* PROVIDED DATA:
— Begin —

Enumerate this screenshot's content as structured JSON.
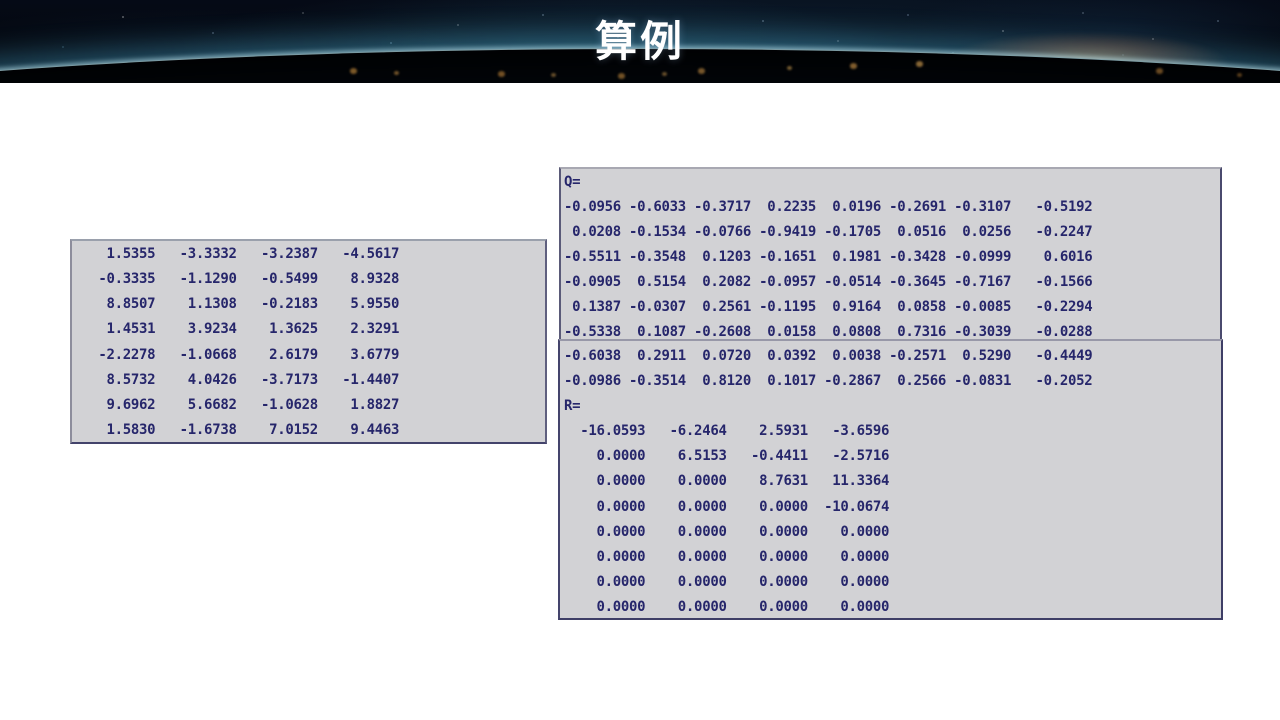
{
  "slide": {
    "title": "算例"
  },
  "colors": {
    "panel_background": "#d2d2d5",
    "matrix_text": "#26266b",
    "header_background": "#04070f",
    "title_text": "#ffffff",
    "sun_glow": "#e8a050"
  },
  "matrices": {
    "input": {
      "rows": [
        [
          "1.5355",
          "-3.3332",
          "-3.2387",
          "-4.5617"
        ],
        [
          "-0.3335",
          "-1.1290",
          "-0.5499",
          "8.9328"
        ],
        [
          "8.8507",
          "1.1308",
          "-0.2183",
          "5.9550"
        ],
        [
          "1.4531",
          "3.9234",
          "1.3625",
          "2.3291"
        ],
        [
          "-2.2278",
          "-1.0668",
          "2.6179",
          "3.6779"
        ],
        [
          "8.5732",
          "4.0426",
          "-3.7173",
          "-1.4407"
        ],
        [
          "9.6962",
          "5.6682",
          "-1.0628",
          "1.8827"
        ],
        [
          "1.5830",
          "-1.6738",
          "7.0152",
          "9.4463"
        ]
      ]
    },
    "q": {
      "label": "Q=",
      "rows": [
        [
          "-0.0956",
          "-0.6033",
          "-0.3717",
          "0.2235",
          "0.0196",
          "-0.2691",
          "-0.3107",
          "-0.5192"
        ],
        [
          "0.0208",
          "-0.1534",
          "-0.0766",
          "-0.9419",
          "-0.1705",
          "0.0516",
          "0.0256",
          "-0.2247"
        ],
        [
          "-0.5511",
          "-0.3548",
          "0.1203",
          "-0.1651",
          "0.1981",
          "-0.3428",
          "-0.0999",
          "0.6016"
        ],
        [
          "-0.0905",
          "0.5154",
          "0.2082",
          "-0.0957",
          "-0.0514",
          "-0.3645",
          "-0.7167",
          "-0.1566"
        ],
        [
          "0.1387",
          "-0.0307",
          "0.2561",
          "-0.1195",
          "0.9164",
          "0.0858",
          "-0.0085",
          "-0.2294"
        ],
        [
          "-0.5338",
          "0.1087",
          "-0.2608",
          "0.0158",
          "0.0808",
          "0.7316",
          "-0.3039",
          "-0.0288"
        ],
        [
          "-0.6038",
          "0.2911",
          "0.0720",
          "0.0392",
          "0.0038",
          "-0.2571",
          "0.5290",
          "-0.4449"
        ],
        [
          "-0.0986",
          "-0.3514",
          "0.8120",
          "0.1017",
          "-0.2867",
          "0.2566",
          "-0.0831",
          "-0.2052"
        ]
      ]
    },
    "r": {
      "label": "R=",
      "rows": [
        [
          "-16.0593",
          "-6.2464",
          "2.5931",
          "-3.6596"
        ],
        [
          "0.0000",
          "6.5153",
          "-0.4411",
          "-2.5716"
        ],
        [
          "0.0000",
          "0.0000",
          "8.7631",
          "11.3364"
        ],
        [
          "0.0000",
          "0.0000",
          "0.0000",
          "-10.0674"
        ],
        [
          "0.0000",
          "0.0000",
          "0.0000",
          "0.0000"
        ],
        [
          "0.0000",
          "0.0000",
          "0.0000",
          "0.0000"
        ],
        [
          "0.0000",
          "0.0000",
          "0.0000",
          "0.0000"
        ],
        [
          "0.0000",
          "0.0000",
          "0.0000",
          "0.0000"
        ]
      ]
    }
  }
}
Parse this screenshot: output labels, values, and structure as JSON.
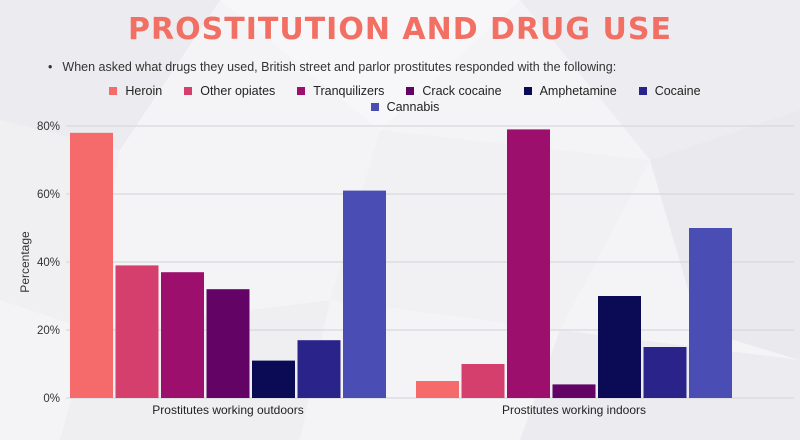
{
  "chart_data": {
    "type": "bar",
    "title": "PROSTITUTION AND DRUG USE",
    "subtitle": "When asked what drugs they used, British street and parlor prostitutes responded with the following:",
    "ylabel": "Percentage",
    "xlabel": "",
    "ylim": [
      0,
      80
    ],
    "yticks": [
      "0%",
      "20%",
      "40%",
      "60%",
      "80%"
    ],
    "ytick_values": [
      0,
      20,
      40,
      60,
      80
    ],
    "grid": true,
    "legend_position": "top",
    "categories": [
      "Prostitutes working outdoors",
      "Prostitutes working indoors"
    ],
    "series": [
      {
        "name": "Heroin",
        "color": "#f56b6b",
        "values": [
          78,
          5
        ]
      },
      {
        "name": "Other opiates",
        "color": "#d43f6e",
        "values": [
          39,
          10
        ]
      },
      {
        "name": "Tranquilizers",
        "color": "#9c0f6c",
        "values": [
          37,
          79
        ]
      },
      {
        "name": "Crack cocaine",
        "color": "#620365",
        "values": [
          32,
          4
        ]
      },
      {
        "name": "Amphetamine",
        "color": "#0b0b55",
        "values": [
          11,
          30
        ]
      },
      {
        "name": "Cocaine",
        "color": "#29238a",
        "values": [
          17,
          15
        ]
      },
      {
        "name": "Cannabis",
        "color": "#4a4db3",
        "values": [
          61,
          50
        ]
      }
    ]
  }
}
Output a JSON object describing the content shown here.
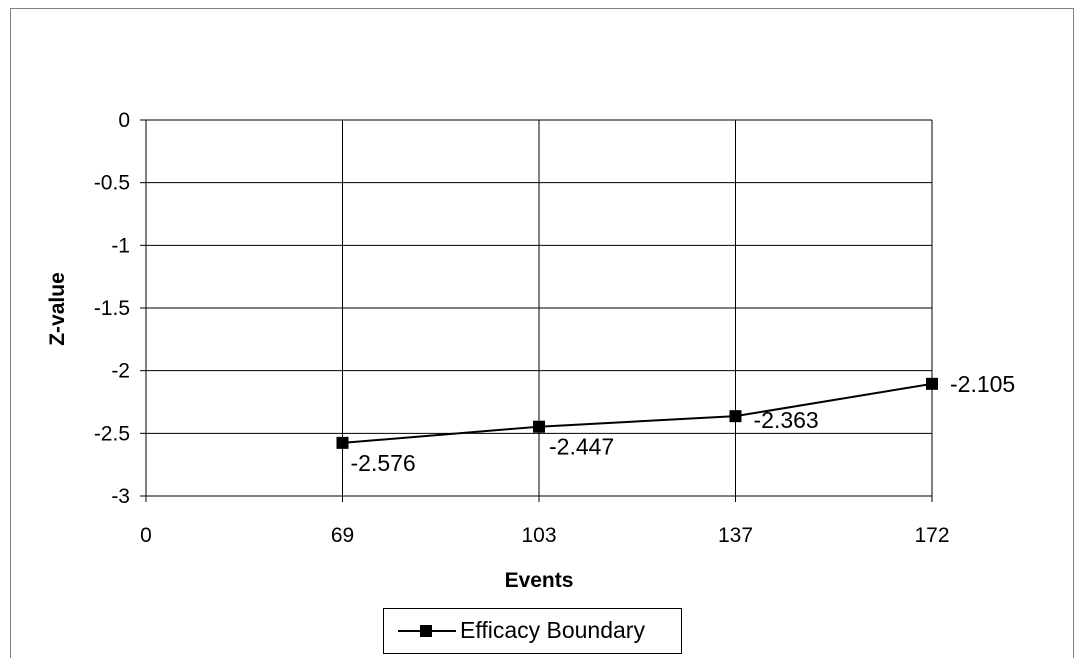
{
  "chart_data": {
    "type": "line",
    "title": "",
    "xlabel": "Events",
    "ylabel": "Z-value",
    "x_ticks": [
      "0",
      "69",
      "103",
      "137",
      "172"
    ],
    "y_ticks": [
      "0",
      "-0.5",
      "-1",
      "-1.5",
      "-2",
      "-2.5",
      "-3"
    ],
    "ylim": [
      -3,
      0
    ],
    "grid": true,
    "legend_position": "bottom",
    "series": [
      {
        "name": "Efficacy Boundary",
        "x": [
          "69",
          "103",
          "137",
          "172"
        ],
        "values": [
          -2.576,
          -2.447,
          -2.363,
          -2.105
        ],
        "labels": [
          "-2.576",
          "-2.447",
          "-2.363",
          "-2.105"
        ],
        "color": "#000000",
        "marker": "square"
      }
    ]
  }
}
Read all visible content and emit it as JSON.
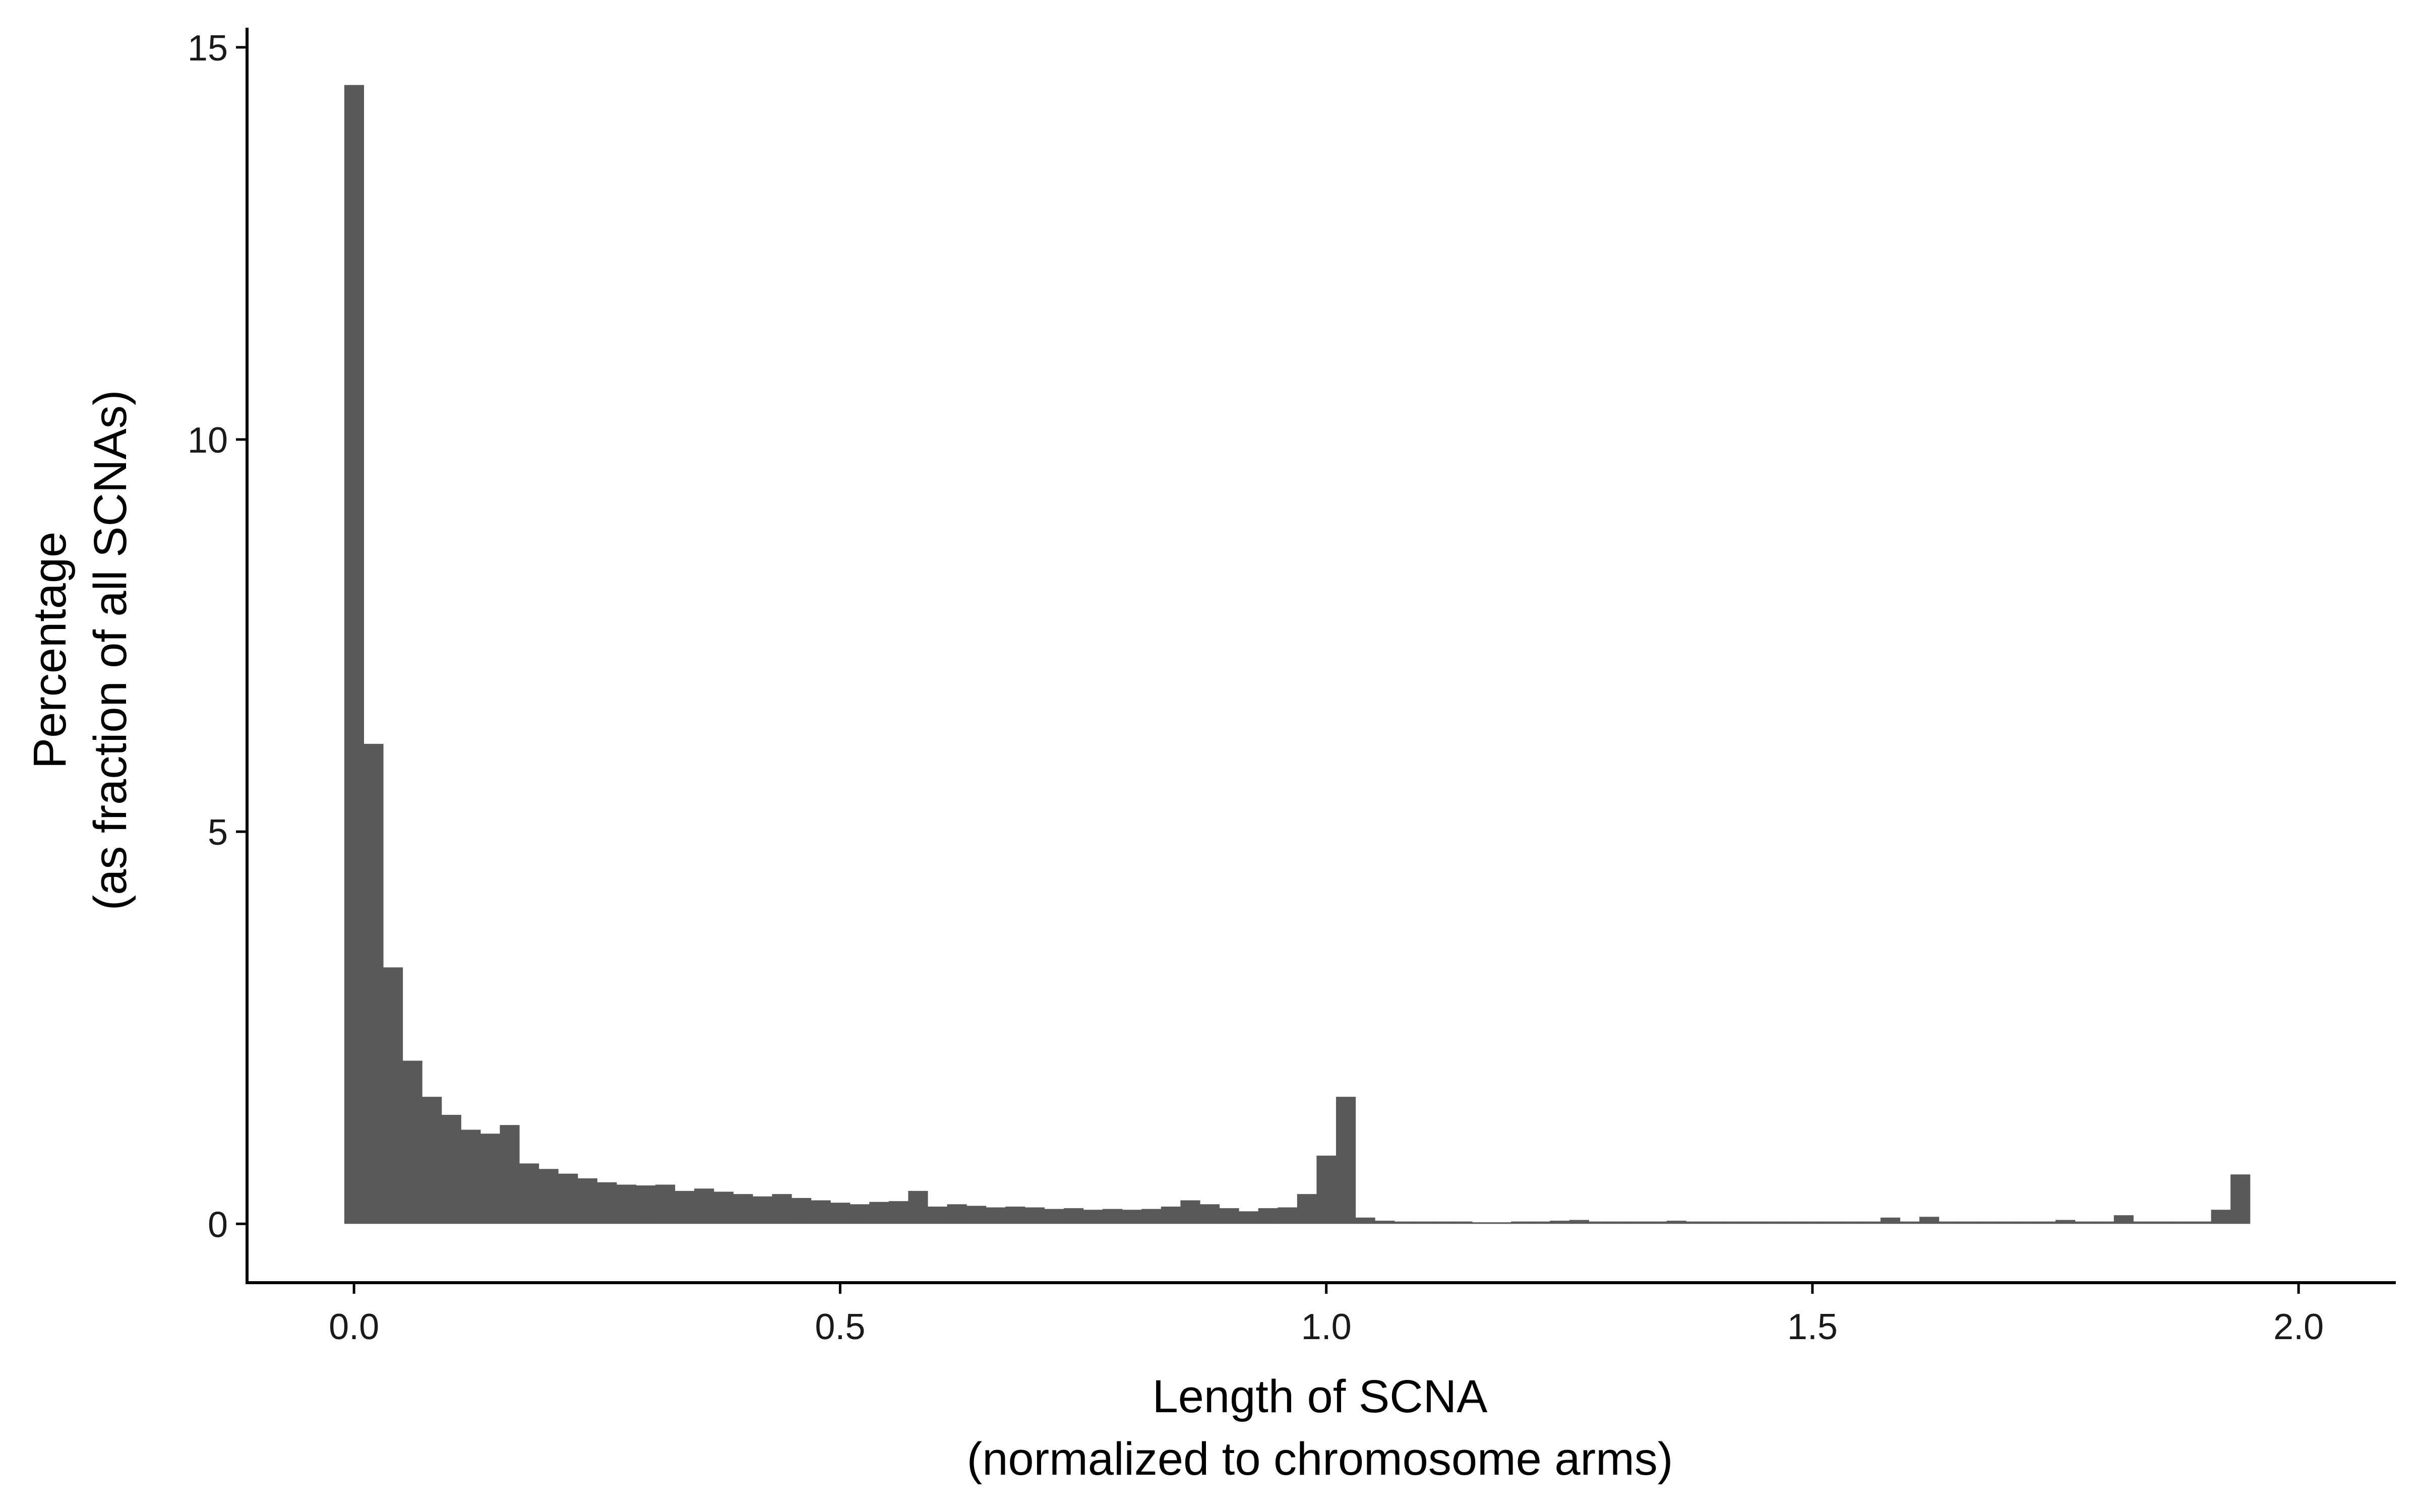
{
  "chart_data": {
    "type": "bar",
    "subtype": "histogram",
    "title": "",
    "xlabel": [
      "Length of SCNA",
      "(normalized to chromosome arms)"
    ],
    "ylabel": [
      "Percentage",
      "(as fraction of all SCNAs)"
    ],
    "xlim": [
      -0.11,
      2.1
    ],
    "ylim": [
      -0.75,
      15.25
    ],
    "x_ticks": [
      {
        "value": 0.0,
        "label": "0.0"
      },
      {
        "value": 0.5,
        "label": "0.5"
      },
      {
        "value": 1.0,
        "label": "1.0"
      },
      {
        "value": 1.5,
        "label": "1.5"
      },
      {
        "value": 2.0,
        "label": "2.0"
      }
    ],
    "y_ticks": [
      {
        "value": 0,
        "label": "0"
      },
      {
        "value": 5,
        "label": "5"
      },
      {
        "value": 10,
        "label": "10"
      },
      {
        "value": 15,
        "label": "15"
      }
    ],
    "bin_start": -0.01,
    "bin_width": 0.02,
    "values": [
      14.52,
      6.12,
      3.27,
      2.08,
      1.62,
      1.39,
      1.2,
      1.15,
      1.26,
      0.77,
      0.7,
      0.64,
      0.58,
      0.53,
      0.5,
      0.49,
      0.5,
      0.42,
      0.45,
      0.41,
      0.38,
      0.35,
      0.38,
      0.33,
      0.3,
      0.27,
      0.25,
      0.28,
      0.29,
      0.42,
      0.22,
      0.25,
      0.23,
      0.21,
      0.22,
      0.21,
      0.19,
      0.2,
      0.18,
      0.19,
      0.18,
      0.19,
      0.22,
      0.3,
      0.25,
      0.2,
      0.16,
      0.2,
      0.21,
      0.38,
      0.87,
      1.62,
      0.08,
      0.04,
      0.03,
      0.03,
      0.03,
      0.03,
      0.02,
      0.02,
      0.03,
      0.03,
      0.04,
      0.05,
      0.03,
      0.03,
      0.03,
      0.03,
      0.04,
      0.03,
      0.03,
      0.03,
      0.03,
      0.03,
      0.03,
      0.03,
      0.03,
      0.03,
      0.03,
      0.08,
      0.03,
      0.09,
      0.03,
      0.03,
      0.03,
      0.03,
      0.03,
      0.03,
      0.05,
      0.03,
      0.03,
      0.11,
      0.03,
      0.03,
      0.03,
      0.03,
      0.18,
      0.63
    ],
    "bar_color": "#595959",
    "grid": false,
    "legend": "none"
  }
}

— End —

Only the number is wanted: how many lines contain the string "name"?

8